## [Required work]
Output each line of the items below as a JSON list of strings, one string per line, with blank lines skipped and the pictures left out.

## [Source data]
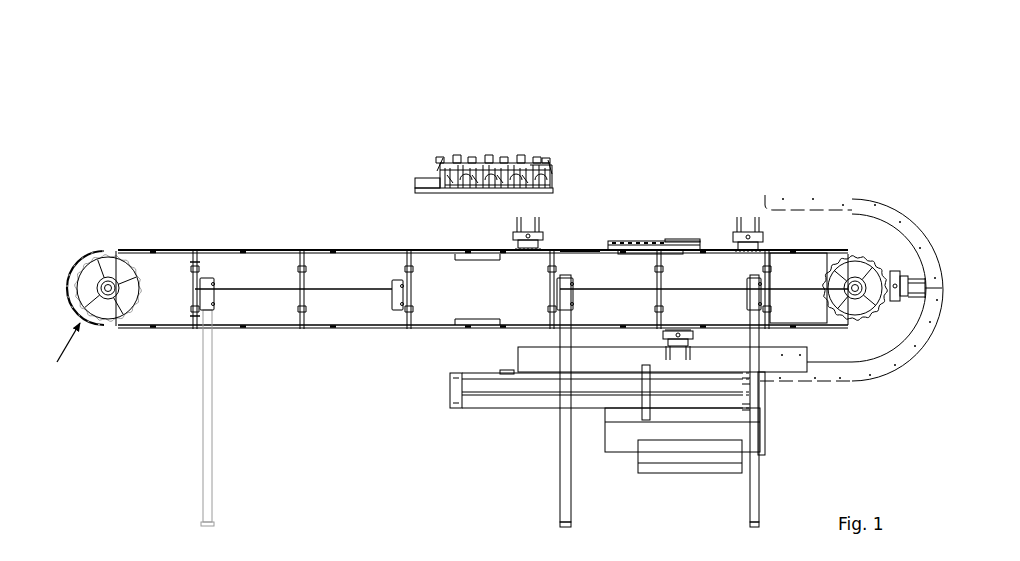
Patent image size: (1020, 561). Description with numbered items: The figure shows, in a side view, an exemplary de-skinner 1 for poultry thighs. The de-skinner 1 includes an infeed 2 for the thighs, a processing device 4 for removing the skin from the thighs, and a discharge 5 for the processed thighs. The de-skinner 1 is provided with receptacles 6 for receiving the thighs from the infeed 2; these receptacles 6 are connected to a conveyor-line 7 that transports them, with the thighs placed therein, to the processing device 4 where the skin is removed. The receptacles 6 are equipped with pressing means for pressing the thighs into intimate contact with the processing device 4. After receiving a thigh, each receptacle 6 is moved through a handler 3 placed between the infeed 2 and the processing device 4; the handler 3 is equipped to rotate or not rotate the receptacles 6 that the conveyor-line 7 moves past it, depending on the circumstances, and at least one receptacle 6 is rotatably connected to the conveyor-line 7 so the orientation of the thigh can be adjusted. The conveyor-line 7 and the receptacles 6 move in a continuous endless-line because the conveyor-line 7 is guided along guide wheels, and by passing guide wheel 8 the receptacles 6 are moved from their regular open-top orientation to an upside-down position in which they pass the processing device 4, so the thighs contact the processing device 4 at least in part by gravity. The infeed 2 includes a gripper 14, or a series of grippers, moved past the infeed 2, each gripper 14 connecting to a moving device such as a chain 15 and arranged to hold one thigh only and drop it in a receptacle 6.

The de-skinner 1 is at (223, 178).
The infeed 2 is at (500, 147).
The handler 3 is at (651, 238).
The processing device 4 is at (696, 382).
The discharge 5 is at (500, 383).
The receptacles 6 is at (510, 230).
The conveyor-line 7 is at (582, 248).
The guide wheel 8 is at (873, 253).
The gripper 14 is at (437, 157).
The chain 15 is at (549, 172).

## [Expected output]
[
  "Patent image size: (1020, 561). Description with numbered items: The figure shows, in a side view, an exemplary de-skinner 1 for poultry thighs. The de-skinner 1 includes an infeed 2 for the thighs, a processing device 4 for removing the skin from the thighs, and a discharge 5 for the processed thighs. The de-skinner 1 is provided with receptacles 6 for receiving the thighs from the infeed 2; these receptacles 6 are connected to a conveyor-line 7 that transports them, with the thighs placed therein, to the processing device 4 where the skin is removed. The receptacles 6 are equipped with pressing means for pressing the thighs into intimate contact with the processing device 4. After receiving a thigh, each receptacle 6 is moved through a handler 3 placed between the infeed 2 and the processing device 4; the handler 3 is equipped to rotate or not rotate the receptacles 6 that the conveyor-line 7 moves past it, depending on the circumstances, and at least one receptacle 6 is rotatably connected to the conveyor-line 7 so the orientation of the thigh can be adjusted. The conveyor-line 7 and the receptacles 6 move in a continuous endless-line because the conveyor-line 7 is guided along guide wheels, and by passing guide wheel 8 the receptacles 6 are moved from their regular open-top orientation to an upside-down position in which they pass the processing device 4, so the thighs contact the processing device 4 at least in part by gravity. The infeed 2 includes a gripper 14, or a series of grippers, moved past the infeed 2, each gripper 14 connecting to a moving device such as a chain 15 and arranged to hold one thigh only and drop it in a receptacle 6.",
  "The de-skinner 1 is at (223, 178).",
  "The infeed 2 is at (500, 147).",
  "The handler 3 is at (651, 238).",
  "The processing device 4 is at (696, 382).",
  "The discharge 5 is at (500, 383).",
  "The receptacles 6 is at (510, 230).",
  "The conveyor-line 7 is at (582, 248).",
  "The guide wheel 8 is at (873, 253).",
  "The gripper 14 is at (437, 157).",
  "The chain 15 is at (549, 172)."
]